[Dataset rows]
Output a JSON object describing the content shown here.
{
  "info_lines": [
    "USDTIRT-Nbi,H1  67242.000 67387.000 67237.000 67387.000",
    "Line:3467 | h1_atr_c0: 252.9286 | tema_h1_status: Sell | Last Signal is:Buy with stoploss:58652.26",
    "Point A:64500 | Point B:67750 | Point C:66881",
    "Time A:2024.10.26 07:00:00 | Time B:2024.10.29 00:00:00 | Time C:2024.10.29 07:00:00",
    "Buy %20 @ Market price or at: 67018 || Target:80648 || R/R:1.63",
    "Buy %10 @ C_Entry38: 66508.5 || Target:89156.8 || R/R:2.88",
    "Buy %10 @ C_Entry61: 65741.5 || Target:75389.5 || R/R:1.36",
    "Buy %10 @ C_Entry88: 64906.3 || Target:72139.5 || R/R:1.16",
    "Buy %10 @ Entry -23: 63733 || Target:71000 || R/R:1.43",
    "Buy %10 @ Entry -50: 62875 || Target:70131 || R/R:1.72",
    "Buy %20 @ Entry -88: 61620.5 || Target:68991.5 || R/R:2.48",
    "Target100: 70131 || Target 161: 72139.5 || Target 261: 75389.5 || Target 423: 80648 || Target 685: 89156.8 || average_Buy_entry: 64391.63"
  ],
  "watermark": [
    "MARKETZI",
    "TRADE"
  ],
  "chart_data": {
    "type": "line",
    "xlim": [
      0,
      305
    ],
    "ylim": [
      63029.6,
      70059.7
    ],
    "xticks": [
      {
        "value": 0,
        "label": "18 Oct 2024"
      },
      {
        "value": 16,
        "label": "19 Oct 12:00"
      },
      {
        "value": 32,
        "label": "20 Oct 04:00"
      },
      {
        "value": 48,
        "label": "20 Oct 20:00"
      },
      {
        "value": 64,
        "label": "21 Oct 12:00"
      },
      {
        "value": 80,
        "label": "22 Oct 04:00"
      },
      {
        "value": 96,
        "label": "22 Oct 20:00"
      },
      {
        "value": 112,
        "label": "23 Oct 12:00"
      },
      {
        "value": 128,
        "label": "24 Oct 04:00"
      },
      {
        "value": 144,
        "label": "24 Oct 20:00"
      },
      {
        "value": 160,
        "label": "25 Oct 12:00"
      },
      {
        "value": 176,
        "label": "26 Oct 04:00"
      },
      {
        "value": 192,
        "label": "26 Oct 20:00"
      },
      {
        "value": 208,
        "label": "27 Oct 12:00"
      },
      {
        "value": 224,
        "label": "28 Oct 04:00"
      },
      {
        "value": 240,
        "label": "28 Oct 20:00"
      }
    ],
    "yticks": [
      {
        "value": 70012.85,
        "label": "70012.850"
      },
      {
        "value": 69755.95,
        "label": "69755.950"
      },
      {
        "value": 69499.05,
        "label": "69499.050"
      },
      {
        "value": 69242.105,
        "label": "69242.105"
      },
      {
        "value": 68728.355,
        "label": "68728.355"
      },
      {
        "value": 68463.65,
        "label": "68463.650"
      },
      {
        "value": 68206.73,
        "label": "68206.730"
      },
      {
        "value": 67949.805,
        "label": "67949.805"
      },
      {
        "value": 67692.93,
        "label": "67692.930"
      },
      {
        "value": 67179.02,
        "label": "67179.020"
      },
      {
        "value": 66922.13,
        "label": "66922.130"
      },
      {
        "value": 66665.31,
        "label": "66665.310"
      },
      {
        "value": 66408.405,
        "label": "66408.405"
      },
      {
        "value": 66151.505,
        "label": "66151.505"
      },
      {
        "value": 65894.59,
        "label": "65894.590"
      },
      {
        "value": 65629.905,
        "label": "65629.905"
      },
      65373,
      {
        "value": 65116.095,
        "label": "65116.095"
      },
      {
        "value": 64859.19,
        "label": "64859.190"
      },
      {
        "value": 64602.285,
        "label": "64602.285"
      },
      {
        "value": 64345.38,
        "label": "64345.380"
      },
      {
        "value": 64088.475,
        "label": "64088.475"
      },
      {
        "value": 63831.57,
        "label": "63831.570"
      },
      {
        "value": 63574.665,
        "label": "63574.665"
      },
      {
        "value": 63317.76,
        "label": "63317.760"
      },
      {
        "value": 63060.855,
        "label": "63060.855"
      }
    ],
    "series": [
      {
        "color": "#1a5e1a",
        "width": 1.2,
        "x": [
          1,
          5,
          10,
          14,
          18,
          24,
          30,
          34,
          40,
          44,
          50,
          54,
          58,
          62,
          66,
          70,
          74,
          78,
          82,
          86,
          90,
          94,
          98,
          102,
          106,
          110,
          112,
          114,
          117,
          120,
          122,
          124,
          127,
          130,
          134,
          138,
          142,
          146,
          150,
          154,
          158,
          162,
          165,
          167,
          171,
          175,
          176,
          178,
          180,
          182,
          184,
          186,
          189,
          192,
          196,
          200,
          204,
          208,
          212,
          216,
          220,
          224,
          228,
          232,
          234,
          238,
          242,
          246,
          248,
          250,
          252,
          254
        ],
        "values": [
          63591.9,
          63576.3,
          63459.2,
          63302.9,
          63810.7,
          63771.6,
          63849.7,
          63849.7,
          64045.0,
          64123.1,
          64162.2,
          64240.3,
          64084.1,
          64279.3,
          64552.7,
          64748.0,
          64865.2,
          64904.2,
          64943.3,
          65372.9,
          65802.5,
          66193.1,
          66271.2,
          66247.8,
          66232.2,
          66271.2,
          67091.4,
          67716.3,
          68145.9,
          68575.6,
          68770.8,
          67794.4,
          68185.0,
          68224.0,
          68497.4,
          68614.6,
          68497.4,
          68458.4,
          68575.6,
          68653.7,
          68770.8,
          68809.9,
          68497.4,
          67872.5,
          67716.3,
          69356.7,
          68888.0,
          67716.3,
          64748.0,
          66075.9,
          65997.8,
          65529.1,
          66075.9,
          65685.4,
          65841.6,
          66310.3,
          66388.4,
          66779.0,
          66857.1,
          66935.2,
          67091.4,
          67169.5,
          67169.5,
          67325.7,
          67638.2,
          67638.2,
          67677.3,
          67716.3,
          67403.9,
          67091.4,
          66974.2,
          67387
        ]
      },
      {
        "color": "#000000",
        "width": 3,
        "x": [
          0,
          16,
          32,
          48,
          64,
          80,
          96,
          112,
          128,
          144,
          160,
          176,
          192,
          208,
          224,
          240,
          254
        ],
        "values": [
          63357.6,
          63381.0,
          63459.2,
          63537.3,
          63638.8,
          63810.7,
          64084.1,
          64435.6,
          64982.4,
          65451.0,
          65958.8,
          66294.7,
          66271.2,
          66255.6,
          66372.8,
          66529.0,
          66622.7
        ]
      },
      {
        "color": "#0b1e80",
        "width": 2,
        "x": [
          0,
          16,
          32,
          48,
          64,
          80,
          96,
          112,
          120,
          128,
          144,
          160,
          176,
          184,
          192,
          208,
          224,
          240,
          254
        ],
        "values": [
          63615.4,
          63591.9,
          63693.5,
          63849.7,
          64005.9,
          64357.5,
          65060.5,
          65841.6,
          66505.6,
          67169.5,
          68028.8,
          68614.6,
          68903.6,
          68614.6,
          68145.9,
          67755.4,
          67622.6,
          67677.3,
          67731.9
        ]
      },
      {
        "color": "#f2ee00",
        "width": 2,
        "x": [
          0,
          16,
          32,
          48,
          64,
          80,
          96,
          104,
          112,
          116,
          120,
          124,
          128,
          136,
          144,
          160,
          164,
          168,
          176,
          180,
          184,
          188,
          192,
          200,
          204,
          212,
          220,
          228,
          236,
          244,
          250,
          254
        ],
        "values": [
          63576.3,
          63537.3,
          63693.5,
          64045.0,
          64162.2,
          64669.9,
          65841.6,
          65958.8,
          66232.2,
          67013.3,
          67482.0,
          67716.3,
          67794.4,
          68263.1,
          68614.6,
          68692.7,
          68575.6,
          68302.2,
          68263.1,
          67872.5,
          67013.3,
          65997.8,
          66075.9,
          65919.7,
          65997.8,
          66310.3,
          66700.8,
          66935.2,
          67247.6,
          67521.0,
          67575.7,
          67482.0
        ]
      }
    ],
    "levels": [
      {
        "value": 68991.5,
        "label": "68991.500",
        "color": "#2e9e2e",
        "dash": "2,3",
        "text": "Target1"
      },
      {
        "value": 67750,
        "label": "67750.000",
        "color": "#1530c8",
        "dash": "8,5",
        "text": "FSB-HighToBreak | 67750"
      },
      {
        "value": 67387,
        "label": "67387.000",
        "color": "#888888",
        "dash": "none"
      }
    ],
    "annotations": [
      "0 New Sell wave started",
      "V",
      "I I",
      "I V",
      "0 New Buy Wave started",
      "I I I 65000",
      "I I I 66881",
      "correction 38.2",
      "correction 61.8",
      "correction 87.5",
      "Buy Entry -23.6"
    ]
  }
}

• SHORT PROBLEM
Search the data above for the string "started" and return every line that has it.

• SOLUTION TO THIS TASK
      "0 New Sell wave started",
      "0 New Buy Wave started",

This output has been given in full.